Determine the number of lines holding the word "ریپورت"; answer with that number only.

## start THE INPUT

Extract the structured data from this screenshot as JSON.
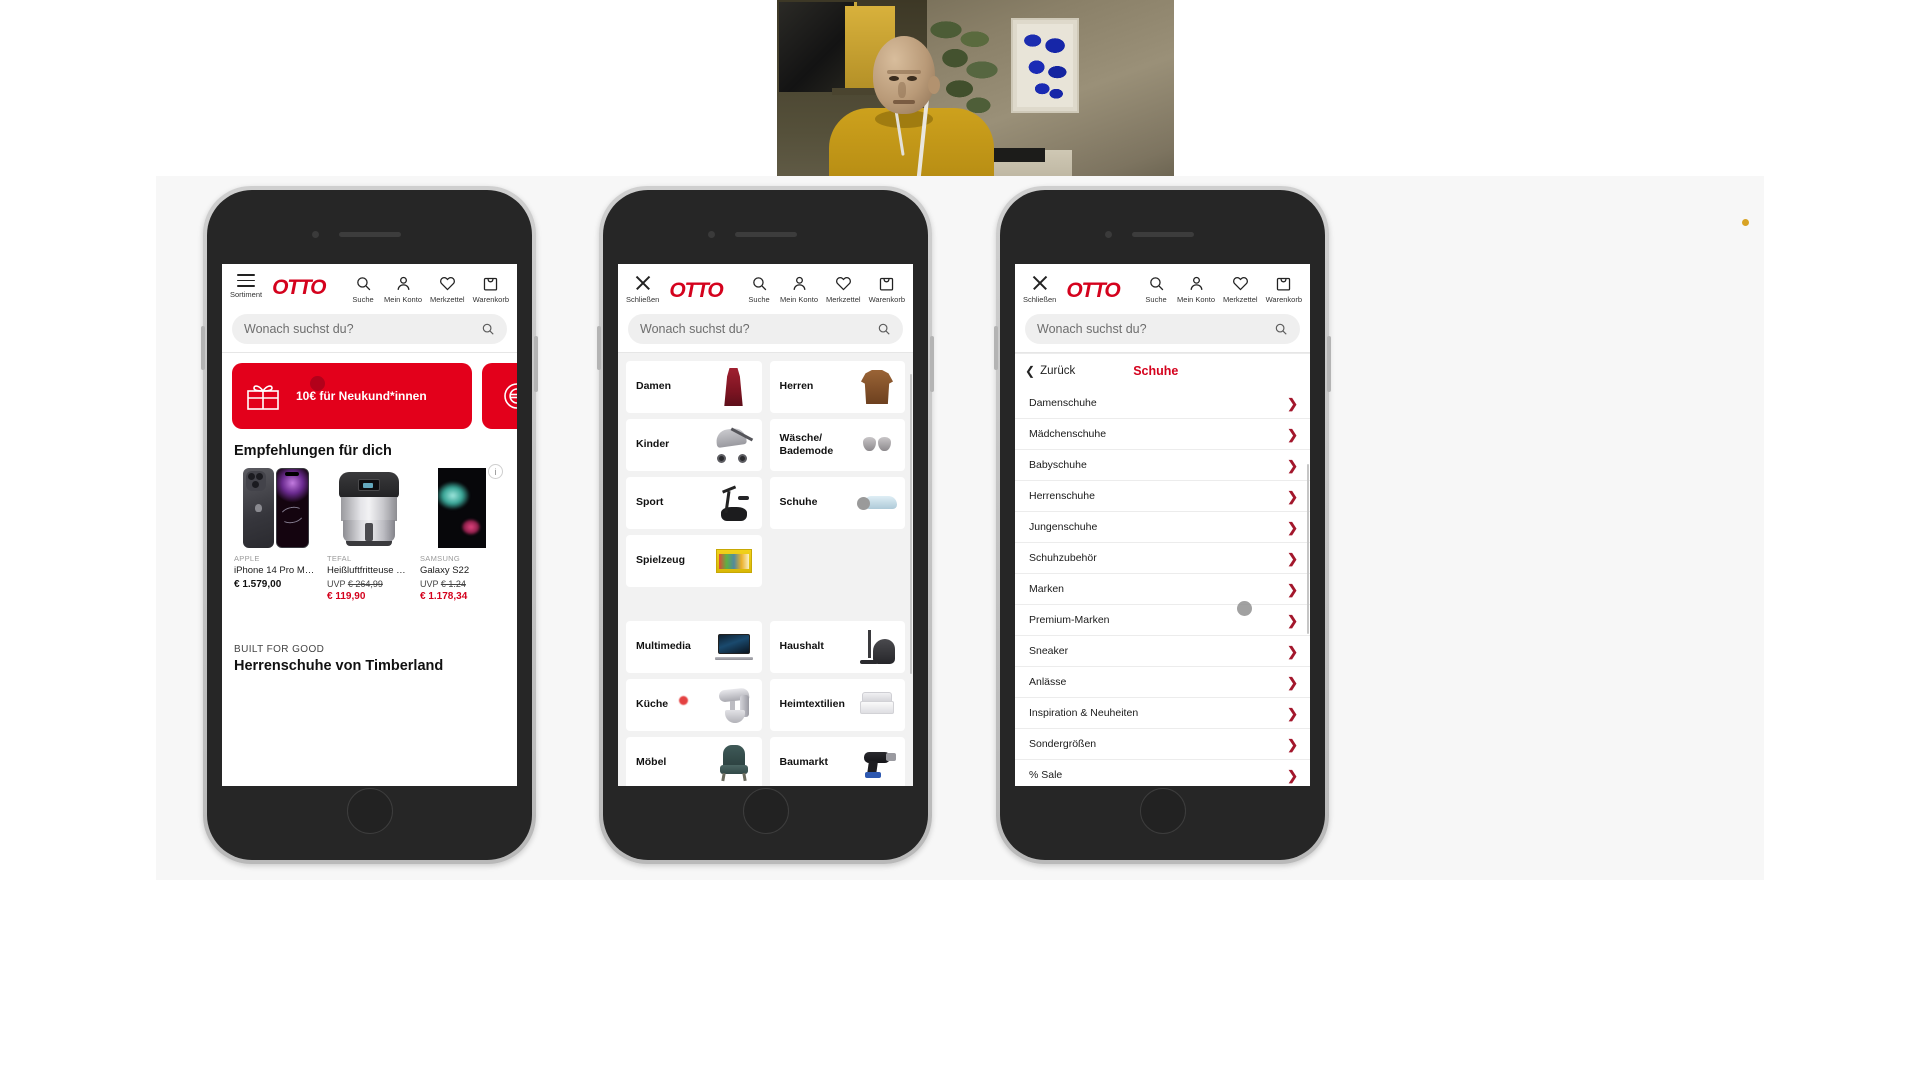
{
  "webcam": {
    "name": "presenter-webcam-feed"
  },
  "app": {
    "logo": "OTTO",
    "brand_color": "#d4021d",
    "accent_red": "#e3001b"
  },
  "search": {
    "placeholder": "Wonach suchst du?",
    "icon": "search-icon"
  },
  "phone1": {
    "header": {
      "menu_label": "Sortiment",
      "items": [
        {
          "label": "Suche",
          "icon": "search-icon"
        },
        {
          "label": "Mein Konto",
          "icon": "user-icon"
        },
        {
          "label": "Merkzettel",
          "icon": "heart-icon"
        },
        {
          "label": "Warenkorb",
          "icon": "shopping-bag-icon"
        }
      ]
    },
    "promos": [
      {
        "text": "10€ für Neukund*innen",
        "icon": "gift-icon"
      },
      {
        "text": "",
        "icon": "euro-circle-icon"
      }
    ],
    "info_badge": "i",
    "section_title": "Empfehlungen für dich",
    "products": [
      {
        "brand": "APPLE",
        "name": "iPhone 14 Pro Max ...",
        "price": "€ 1.579,00",
        "uvp_label": "",
        "uvp_value": "",
        "sale_price": ""
      },
      {
        "brand": "TEFAL",
        "name": "Heißluftfritteuse E...",
        "price": "",
        "uvp_label": "UVP",
        "uvp_value": "€ 264,99",
        "sale_price": "€ 119,90"
      },
      {
        "brand": "SAMSUNG",
        "name": "Galaxy S22",
        "price": "",
        "uvp_label": "UVP",
        "uvp_value": "€ 1.24",
        "sale_price": "€ 1.178,34"
      }
    ],
    "footer_block": {
      "kicker": "BUILT FOR GOOD",
      "title": "Herrenschuhe von Timberland"
    }
  },
  "phone2": {
    "header": {
      "close_label": "Schließen",
      "items": [
        {
          "label": "Suche",
          "icon": "search-icon"
        },
        {
          "label": "Mein Konto",
          "icon": "user-icon"
        },
        {
          "label": "Merkzettel",
          "icon": "heart-icon"
        },
        {
          "label": "Warenkorb",
          "icon": "shopping-bag-icon"
        }
      ]
    },
    "categories_top": [
      {
        "label": "Damen",
        "art": "dress-art"
      },
      {
        "label": "Herren",
        "art": "jacket-art"
      },
      {
        "label": "Kinder",
        "art": "stroller-art"
      },
      {
        "label": "Wäsche/\nBademode",
        "art": "bra-art"
      },
      {
        "label": "Sport",
        "art": "exercise-bike-art"
      },
      {
        "label": "Schuhe",
        "art": "shoe-art"
      },
      {
        "label": "Spielzeug",
        "art": "lego-art"
      }
    ],
    "categories_bottom": [
      {
        "label": "Multimedia",
        "art": "laptop-art"
      },
      {
        "label": "Haushalt",
        "art": "vacuum-art"
      },
      {
        "label": "Küche",
        "art": "stand-mixer-art"
      },
      {
        "label": "Heimtextilien",
        "art": "bed-art"
      },
      {
        "label": "Möbel",
        "art": "armchair-art"
      },
      {
        "label": "Baumarkt",
        "art": "drill-art"
      }
    ]
  },
  "phone3": {
    "header": {
      "close_label": "Schließen",
      "items": [
        {
          "label": "Suche",
          "icon": "search-icon"
        },
        {
          "label": "Mein Konto",
          "icon": "user-icon"
        },
        {
          "label": "Merkzettel",
          "icon": "heart-icon"
        },
        {
          "label": "Warenkorb",
          "icon": "shopping-bag-icon"
        }
      ]
    },
    "breadcrumb": {
      "back_label": "Zurück",
      "title": "Schuhe"
    },
    "list_items": [
      "Damenschuhe",
      "Mädchenschuhe",
      "Babyschuhe",
      "Herrenschuhe",
      "Jungenschuhe",
      "Schuhzubehör",
      "Marken",
      "Premium-Marken",
      "Sneaker",
      "Anlässe",
      "Inspiration & Neuheiten",
      "Sondergrößen",
      "% Sale"
    ]
  }
}
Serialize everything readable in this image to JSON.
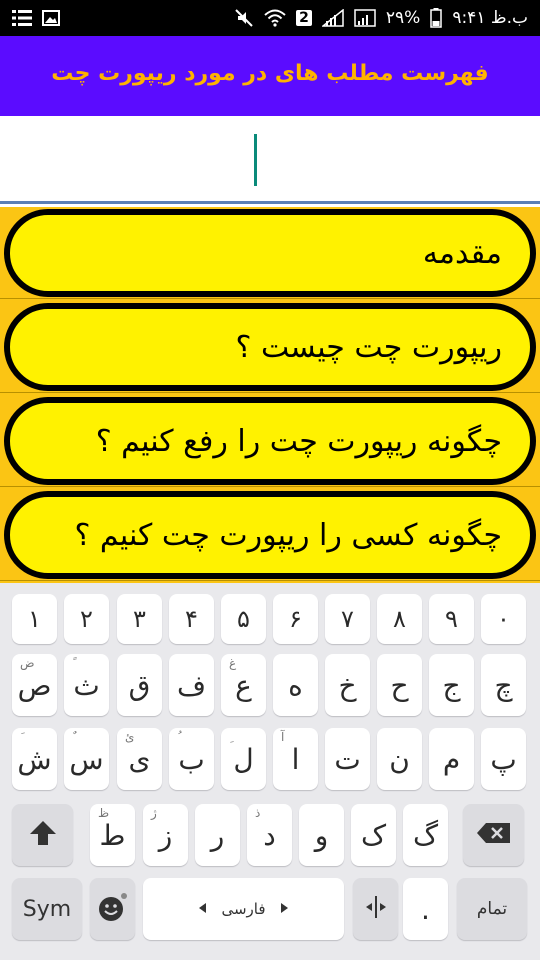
{
  "status_bar": {
    "time": "۹:۴۱ ب.ظ",
    "battery": "۲۹%",
    "sim_badge": "2"
  },
  "header": {
    "title": "فهرست مطلب های در مورد ریپورت چت"
  },
  "search": {
    "value": "",
    "placeholder": ""
  },
  "list": {
    "items": [
      {
        "label": "مقدمه"
      },
      {
        "label": "ریپورت چت چیست ؟"
      },
      {
        "label": "چگونه ریپورت چت را رفع کنیم ؟"
      },
      {
        "label": "چگونه کسی را ریپورت چت کنیم ؟"
      }
    ]
  },
  "keyboard": {
    "digits": [
      "۱",
      "۲",
      "۳",
      "۴",
      "۵",
      "۶",
      "۷",
      "۸",
      "۹",
      "۰"
    ],
    "row1": [
      {
        "main": "ص",
        "sub": "ض"
      },
      {
        "main": "ث",
        "sub": "ً"
      },
      {
        "main": "ق",
        "sub": ""
      },
      {
        "main": "ف",
        "sub": ""
      },
      {
        "main": "ع",
        "sub": "غ"
      },
      {
        "main": "ه",
        "sub": ""
      },
      {
        "main": "خ",
        "sub": ""
      },
      {
        "main": "ح",
        "sub": ""
      },
      {
        "main": "ج",
        "sub": ""
      },
      {
        "main": "چ",
        "sub": ""
      }
    ],
    "row2": [
      {
        "main": "ش",
        "sub": "َ"
      },
      {
        "main": "س",
        "sub": "ٌ"
      },
      {
        "main": "ی",
        "sub": "ئ"
      },
      {
        "main": "ب",
        "sub": "ُ"
      },
      {
        "main": "ل",
        "sub": "ِ"
      },
      {
        "main": "ا",
        "sub": "آ"
      },
      {
        "main": "ت",
        "sub": ""
      },
      {
        "main": "ن",
        "sub": ""
      },
      {
        "main": "م",
        "sub": ""
      },
      {
        "main": "پ",
        "sub": ""
      }
    ],
    "row3": [
      {
        "main": "ط",
        "sub": "ظ"
      },
      {
        "main": "ز",
        "sub": "ژ"
      },
      {
        "main": "ر",
        "sub": ""
      },
      {
        "main": "د",
        "sub": "ذ"
      },
      {
        "main": "و",
        "sub": ""
      },
      {
        "main": "ک",
        "sub": ""
      },
      {
        "main": "گ",
        "sub": ""
      }
    ],
    "sym_label": "Sym",
    "space_label": "فارسی",
    "period_label": ".",
    "done_label": "تمام"
  },
  "colors": {
    "title_bar": "#5b0cff",
    "title_text": "#ffb300",
    "list_background": "#fbc514",
    "pill_fill": "#fff200",
    "cursor": "#0a8a7a"
  }
}
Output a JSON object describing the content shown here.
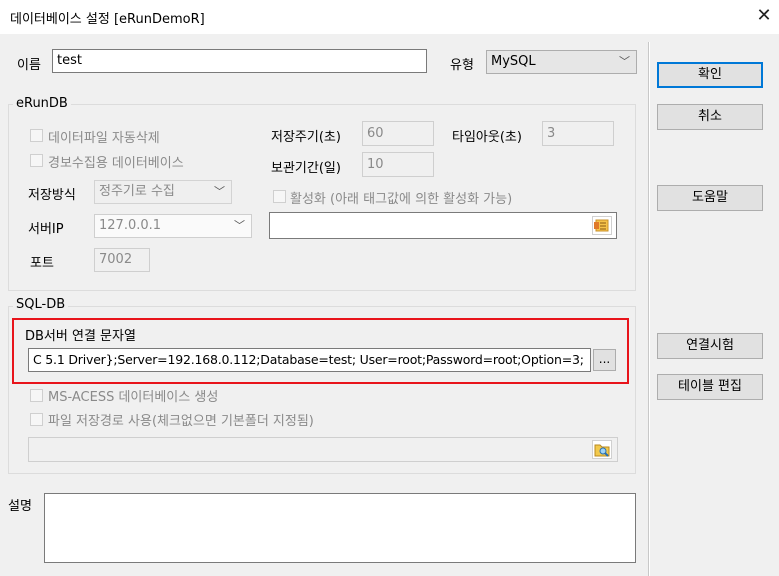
{
  "window": {
    "title": "데이터베이스 설정 [eRunDemoR]"
  },
  "top": {
    "name_label": "이름",
    "name_value": "test",
    "type_label": "유형",
    "type_value": "MySQL"
  },
  "buttons": {
    "ok": "확인",
    "cancel": "취소",
    "help": "도움말",
    "test_connection": "연결시험",
    "edit_table": "테이블 편집",
    "browse": "..."
  },
  "erundb": {
    "group_title": "eRunDB",
    "auto_delete_label": "데이터파일 자동삭제",
    "alarm_db_label": "경보수집용 데이터베이스",
    "save_method_label": "저장방식",
    "save_method_value": "정주기로 수집",
    "server_ip_label": "서버IP",
    "server_ip_value": "127.0.0.1",
    "port_label": "포트",
    "port_value": "7002",
    "save_period_label": "저장주기(초)",
    "save_period_value": "60",
    "timeout_label": "타임아웃(초)",
    "timeout_value": "3",
    "retention_label": "보관기간(일)",
    "retention_value": "10",
    "activate_label": "활성화 (아래 태그값에 의한 활성화 가능)",
    "activate_tag_value": ""
  },
  "sqldb": {
    "group_title": "SQL-DB",
    "conn_string_label": "DB서버 연결 문자열",
    "conn_string_value": "C 5.1 Driver};Server=192.168.0.112;Database=test; User=root;Password=root;Option=3;",
    "ms_access_label": "MS-ACESS 데이터베이스 생성",
    "file_path_label": "파일 저장경로 사용(체크없으면 기본폴더 지정됨)",
    "file_path_value": ""
  },
  "description": {
    "label": "설명",
    "value": ""
  },
  "colors": {
    "accent": "#0078d7",
    "highlight_box": "#e8141b"
  },
  "icons": {
    "close": "close-icon",
    "tag_picker": "tag-list-icon",
    "folder_browse": "folder-search-icon"
  }
}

## end THE INPUT

RIGHT ANSWER> 4